(Dataset items)
--------------------------------------------------

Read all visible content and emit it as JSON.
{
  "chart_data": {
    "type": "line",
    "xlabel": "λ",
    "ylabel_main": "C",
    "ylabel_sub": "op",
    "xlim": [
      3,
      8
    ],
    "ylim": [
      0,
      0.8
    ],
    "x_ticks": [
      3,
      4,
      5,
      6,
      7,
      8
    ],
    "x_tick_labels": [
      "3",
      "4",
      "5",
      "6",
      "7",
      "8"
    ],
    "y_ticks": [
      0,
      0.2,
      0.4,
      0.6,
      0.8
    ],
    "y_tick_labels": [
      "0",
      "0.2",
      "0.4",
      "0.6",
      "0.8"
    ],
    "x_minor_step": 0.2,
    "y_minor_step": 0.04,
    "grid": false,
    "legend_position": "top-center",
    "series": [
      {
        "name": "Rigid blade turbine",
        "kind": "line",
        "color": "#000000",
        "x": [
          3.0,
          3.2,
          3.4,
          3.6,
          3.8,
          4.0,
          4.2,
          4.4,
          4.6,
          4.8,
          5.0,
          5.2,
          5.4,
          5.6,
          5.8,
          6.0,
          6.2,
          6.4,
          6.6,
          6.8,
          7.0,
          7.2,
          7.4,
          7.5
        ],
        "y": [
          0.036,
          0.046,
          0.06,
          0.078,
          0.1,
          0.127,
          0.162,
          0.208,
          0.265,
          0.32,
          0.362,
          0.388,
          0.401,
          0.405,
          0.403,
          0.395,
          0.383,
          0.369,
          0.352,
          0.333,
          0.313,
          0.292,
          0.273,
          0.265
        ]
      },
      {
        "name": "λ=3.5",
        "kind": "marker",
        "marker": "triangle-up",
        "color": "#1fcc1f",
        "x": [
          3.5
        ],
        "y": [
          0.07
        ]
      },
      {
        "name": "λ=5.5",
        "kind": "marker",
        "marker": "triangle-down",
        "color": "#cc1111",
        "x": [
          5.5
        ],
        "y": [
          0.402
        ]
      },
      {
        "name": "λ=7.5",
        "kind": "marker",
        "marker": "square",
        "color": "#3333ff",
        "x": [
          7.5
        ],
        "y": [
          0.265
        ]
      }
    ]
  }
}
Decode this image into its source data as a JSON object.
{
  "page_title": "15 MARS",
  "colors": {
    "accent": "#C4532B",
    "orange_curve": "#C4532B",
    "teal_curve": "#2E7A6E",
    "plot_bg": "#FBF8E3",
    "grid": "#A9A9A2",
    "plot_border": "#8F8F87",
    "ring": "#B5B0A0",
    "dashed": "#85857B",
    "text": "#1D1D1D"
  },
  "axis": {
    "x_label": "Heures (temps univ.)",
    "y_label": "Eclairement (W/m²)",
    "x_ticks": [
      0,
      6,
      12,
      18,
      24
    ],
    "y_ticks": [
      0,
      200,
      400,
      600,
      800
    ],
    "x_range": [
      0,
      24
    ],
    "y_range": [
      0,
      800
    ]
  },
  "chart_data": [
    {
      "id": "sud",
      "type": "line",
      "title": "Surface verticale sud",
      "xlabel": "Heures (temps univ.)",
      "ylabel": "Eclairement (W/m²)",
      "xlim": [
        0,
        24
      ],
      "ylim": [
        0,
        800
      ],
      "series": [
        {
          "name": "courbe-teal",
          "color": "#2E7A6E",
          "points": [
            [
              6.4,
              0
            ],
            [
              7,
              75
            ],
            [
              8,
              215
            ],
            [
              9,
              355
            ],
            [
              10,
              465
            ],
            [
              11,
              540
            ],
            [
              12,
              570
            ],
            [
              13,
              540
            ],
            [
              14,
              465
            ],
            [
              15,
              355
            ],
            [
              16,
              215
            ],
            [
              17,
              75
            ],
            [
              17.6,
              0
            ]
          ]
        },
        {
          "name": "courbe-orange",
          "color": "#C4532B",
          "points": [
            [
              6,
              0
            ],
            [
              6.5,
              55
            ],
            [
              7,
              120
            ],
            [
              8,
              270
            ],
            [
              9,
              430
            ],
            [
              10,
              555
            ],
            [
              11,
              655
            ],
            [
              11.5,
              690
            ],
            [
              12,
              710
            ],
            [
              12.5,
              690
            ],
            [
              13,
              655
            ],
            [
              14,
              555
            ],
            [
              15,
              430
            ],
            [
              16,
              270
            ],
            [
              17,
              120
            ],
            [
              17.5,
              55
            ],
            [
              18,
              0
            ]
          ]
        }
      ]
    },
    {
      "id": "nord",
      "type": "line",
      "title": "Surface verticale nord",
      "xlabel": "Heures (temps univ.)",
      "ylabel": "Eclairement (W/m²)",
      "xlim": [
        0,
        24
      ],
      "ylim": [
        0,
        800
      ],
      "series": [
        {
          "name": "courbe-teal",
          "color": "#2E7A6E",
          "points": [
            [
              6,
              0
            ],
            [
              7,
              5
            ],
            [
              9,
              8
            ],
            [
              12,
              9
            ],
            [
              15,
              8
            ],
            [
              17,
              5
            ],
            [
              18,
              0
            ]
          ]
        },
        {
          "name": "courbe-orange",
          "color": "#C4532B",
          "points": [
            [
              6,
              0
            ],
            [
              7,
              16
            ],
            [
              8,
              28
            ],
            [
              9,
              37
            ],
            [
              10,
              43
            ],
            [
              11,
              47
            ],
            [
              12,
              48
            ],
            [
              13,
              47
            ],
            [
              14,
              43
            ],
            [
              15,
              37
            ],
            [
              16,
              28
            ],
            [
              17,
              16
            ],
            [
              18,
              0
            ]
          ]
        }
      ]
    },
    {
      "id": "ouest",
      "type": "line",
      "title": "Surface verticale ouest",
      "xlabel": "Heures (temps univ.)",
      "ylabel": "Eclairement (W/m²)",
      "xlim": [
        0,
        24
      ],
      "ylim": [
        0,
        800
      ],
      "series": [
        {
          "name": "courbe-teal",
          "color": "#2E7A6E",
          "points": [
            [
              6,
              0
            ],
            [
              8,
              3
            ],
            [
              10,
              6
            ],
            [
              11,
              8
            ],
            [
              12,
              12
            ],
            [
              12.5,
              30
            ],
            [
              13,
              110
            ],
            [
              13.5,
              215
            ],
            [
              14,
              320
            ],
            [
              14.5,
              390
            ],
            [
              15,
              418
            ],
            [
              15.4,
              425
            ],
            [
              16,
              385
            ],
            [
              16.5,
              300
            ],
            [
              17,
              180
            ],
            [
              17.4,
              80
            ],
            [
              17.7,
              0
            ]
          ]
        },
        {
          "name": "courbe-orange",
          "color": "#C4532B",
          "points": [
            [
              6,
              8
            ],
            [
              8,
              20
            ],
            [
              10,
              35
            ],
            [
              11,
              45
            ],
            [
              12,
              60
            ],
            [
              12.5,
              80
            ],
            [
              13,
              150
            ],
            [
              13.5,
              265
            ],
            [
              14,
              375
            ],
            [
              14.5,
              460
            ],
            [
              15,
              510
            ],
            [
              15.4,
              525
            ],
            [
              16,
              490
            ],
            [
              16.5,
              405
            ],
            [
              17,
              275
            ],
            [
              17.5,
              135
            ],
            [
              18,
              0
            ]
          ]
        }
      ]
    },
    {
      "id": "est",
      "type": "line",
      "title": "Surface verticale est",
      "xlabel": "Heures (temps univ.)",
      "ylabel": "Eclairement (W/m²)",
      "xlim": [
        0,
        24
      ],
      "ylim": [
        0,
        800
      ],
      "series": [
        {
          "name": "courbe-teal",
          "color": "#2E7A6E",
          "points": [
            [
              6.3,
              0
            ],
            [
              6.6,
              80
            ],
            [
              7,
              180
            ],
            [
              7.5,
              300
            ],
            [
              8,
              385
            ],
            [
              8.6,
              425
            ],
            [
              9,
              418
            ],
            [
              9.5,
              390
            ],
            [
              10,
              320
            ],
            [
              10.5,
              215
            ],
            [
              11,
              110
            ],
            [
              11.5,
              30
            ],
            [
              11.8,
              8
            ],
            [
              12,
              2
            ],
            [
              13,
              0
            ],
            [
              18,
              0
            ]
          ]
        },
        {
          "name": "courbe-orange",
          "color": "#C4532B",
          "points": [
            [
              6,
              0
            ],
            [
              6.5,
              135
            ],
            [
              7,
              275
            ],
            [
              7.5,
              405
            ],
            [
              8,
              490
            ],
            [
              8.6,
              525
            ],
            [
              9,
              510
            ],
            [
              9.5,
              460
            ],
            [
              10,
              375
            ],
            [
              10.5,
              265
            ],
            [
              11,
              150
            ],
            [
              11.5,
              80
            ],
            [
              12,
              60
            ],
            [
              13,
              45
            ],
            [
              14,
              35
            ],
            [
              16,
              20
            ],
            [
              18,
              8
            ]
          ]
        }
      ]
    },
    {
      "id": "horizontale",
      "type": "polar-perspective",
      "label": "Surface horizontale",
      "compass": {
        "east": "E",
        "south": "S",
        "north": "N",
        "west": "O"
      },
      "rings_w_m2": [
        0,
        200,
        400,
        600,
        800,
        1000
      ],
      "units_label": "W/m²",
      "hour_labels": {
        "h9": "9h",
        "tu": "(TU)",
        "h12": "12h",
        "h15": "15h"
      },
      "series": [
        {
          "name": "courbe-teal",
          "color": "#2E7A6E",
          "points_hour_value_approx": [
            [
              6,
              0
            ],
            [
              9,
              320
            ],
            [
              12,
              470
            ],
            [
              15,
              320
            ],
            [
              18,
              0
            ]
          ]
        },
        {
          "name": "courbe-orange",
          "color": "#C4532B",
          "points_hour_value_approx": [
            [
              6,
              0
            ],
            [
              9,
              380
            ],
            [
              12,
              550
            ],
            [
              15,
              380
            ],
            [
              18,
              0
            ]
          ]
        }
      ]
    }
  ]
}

--------------------------------------------------

Each line with the string "verticale" in it needs to be found and copied.

      "title": "Surface verticale sud",
      "title": "Surface verticale nord",
      "title": "Surface verticale ouest",
      "title": "Surface verticale est",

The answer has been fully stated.